◆ Do this ◆
Below are some records. Quote exactly the lines from the one that contains "Output the underlying" through the last, both included, and leave out the pictures.
Start
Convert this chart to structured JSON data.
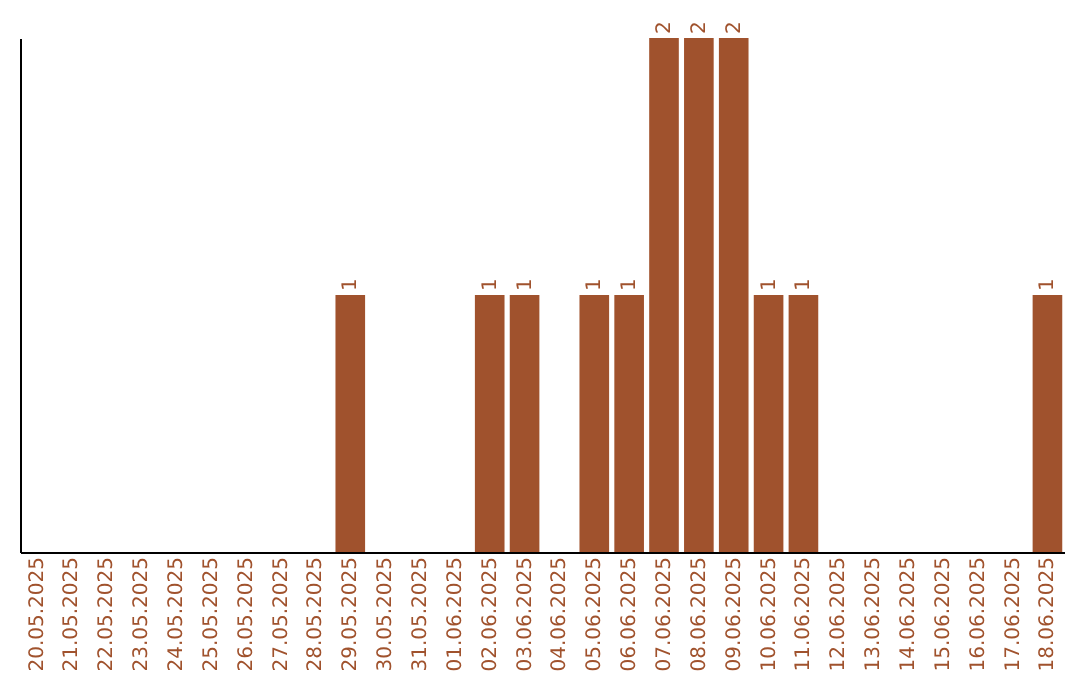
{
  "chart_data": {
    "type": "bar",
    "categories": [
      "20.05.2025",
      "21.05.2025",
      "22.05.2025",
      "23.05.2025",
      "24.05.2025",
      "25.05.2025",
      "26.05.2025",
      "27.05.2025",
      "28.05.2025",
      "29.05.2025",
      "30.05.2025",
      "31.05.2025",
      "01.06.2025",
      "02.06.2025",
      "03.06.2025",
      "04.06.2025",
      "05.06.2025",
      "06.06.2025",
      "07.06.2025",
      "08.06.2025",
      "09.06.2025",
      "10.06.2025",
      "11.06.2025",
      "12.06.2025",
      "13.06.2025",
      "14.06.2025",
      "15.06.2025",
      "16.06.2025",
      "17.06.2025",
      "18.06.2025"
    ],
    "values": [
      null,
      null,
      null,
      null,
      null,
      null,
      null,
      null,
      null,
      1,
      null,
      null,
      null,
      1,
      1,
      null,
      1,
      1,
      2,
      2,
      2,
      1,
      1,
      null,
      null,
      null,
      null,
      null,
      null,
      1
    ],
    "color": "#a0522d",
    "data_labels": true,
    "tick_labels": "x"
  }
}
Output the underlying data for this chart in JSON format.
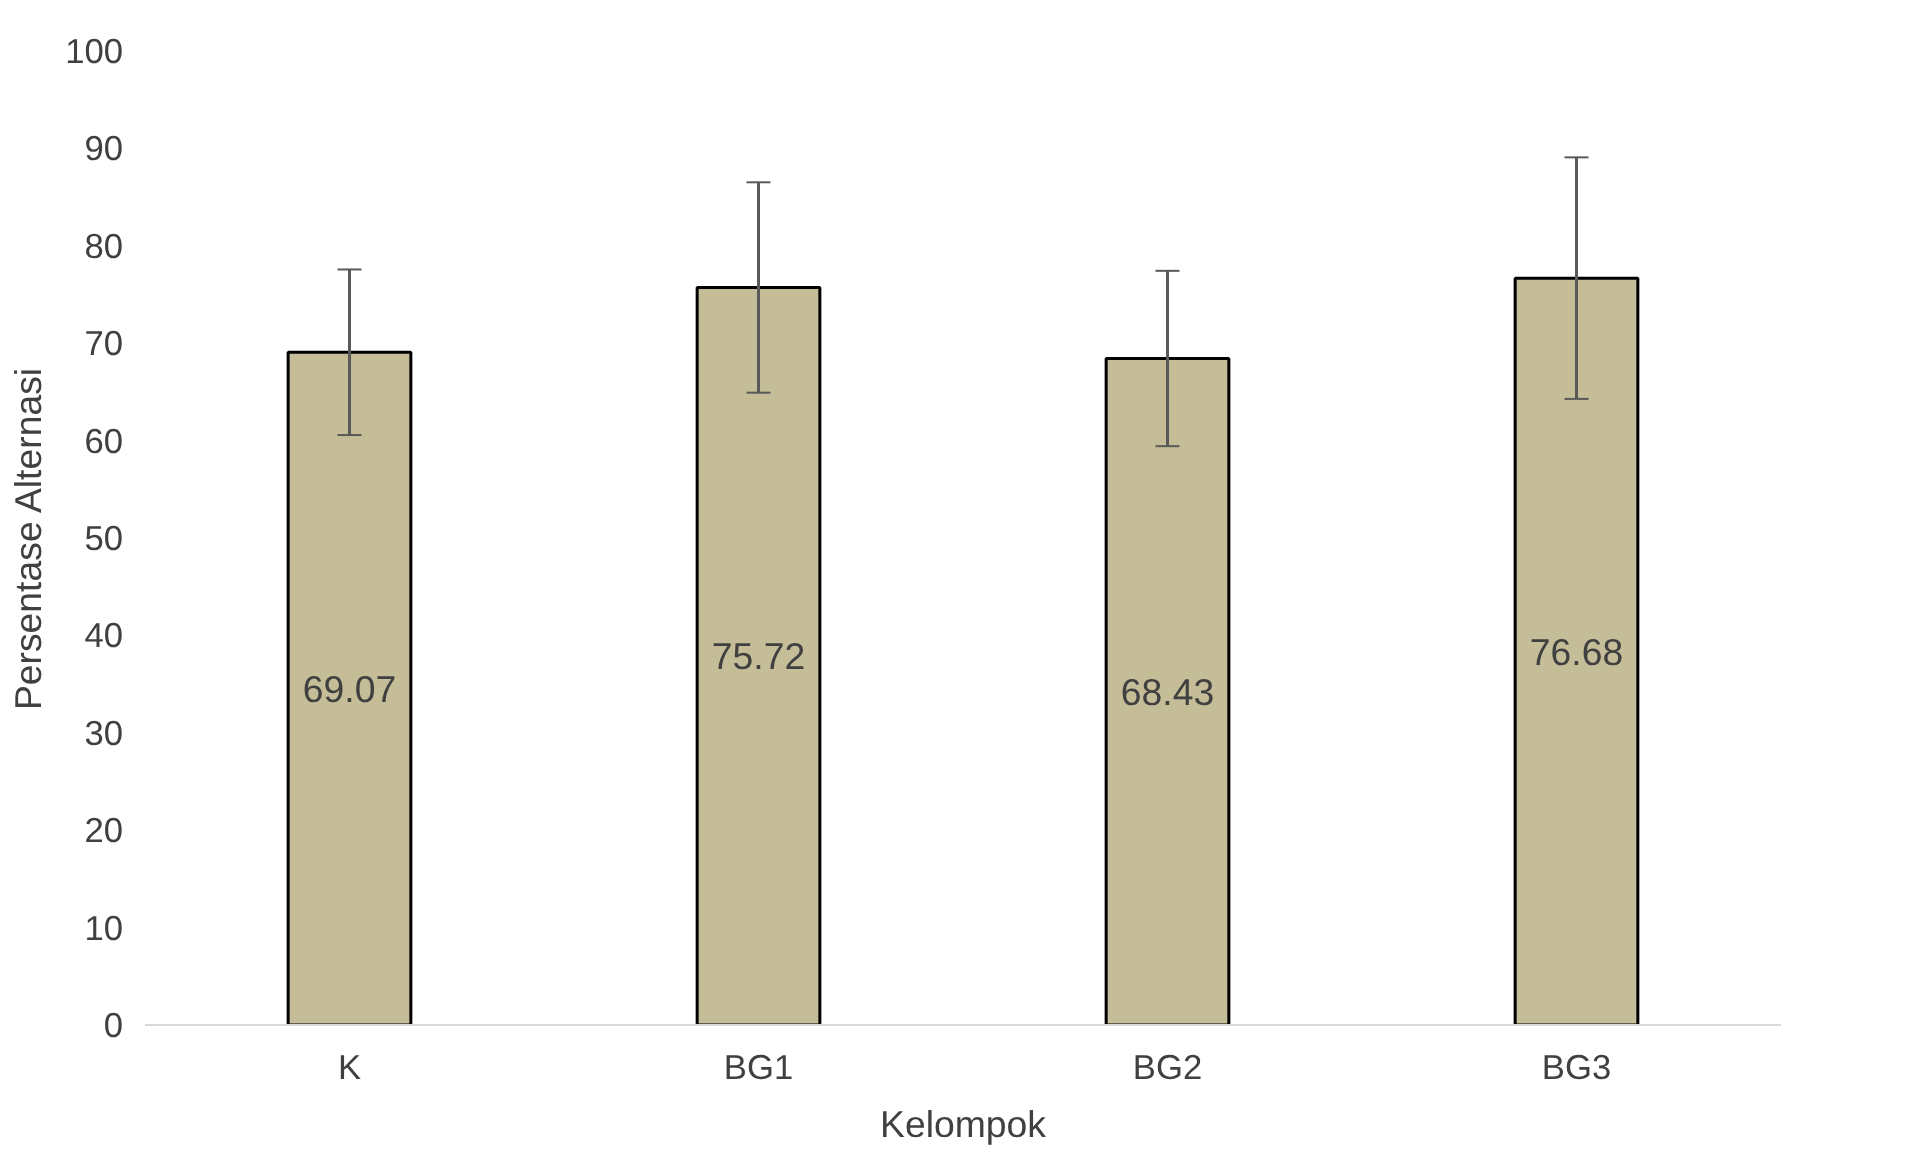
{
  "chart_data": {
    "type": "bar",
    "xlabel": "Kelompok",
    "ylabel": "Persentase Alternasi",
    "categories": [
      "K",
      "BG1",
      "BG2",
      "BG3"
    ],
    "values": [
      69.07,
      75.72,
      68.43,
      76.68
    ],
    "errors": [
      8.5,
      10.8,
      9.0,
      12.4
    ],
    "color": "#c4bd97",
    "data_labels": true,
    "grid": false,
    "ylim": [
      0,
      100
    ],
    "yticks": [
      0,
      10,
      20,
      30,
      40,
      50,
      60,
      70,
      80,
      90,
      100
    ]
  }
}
End
◆ The answer ◆
Output the underlying data for this chart in JSON format.
{
  "chart_data": {
    "type": "bar",
    "xlabel": "Kelompok",
    "ylabel": "Persentase Alternasi",
    "categories": [
      "K",
      "BG1",
      "BG2",
      "BG3"
    ],
    "values": [
      69.07,
      75.72,
      68.43,
      76.68
    ],
    "errors": [
      8.5,
      10.8,
      9.0,
      12.4
    ],
    "color": "#c4bd97",
    "data_labels": true,
    "grid": false,
    "ylim": [
      0,
      100
    ],
    "yticks": [
      0,
      10,
      20,
      30,
      40,
      50,
      60,
      70,
      80,
      90,
      100
    ]
  }
}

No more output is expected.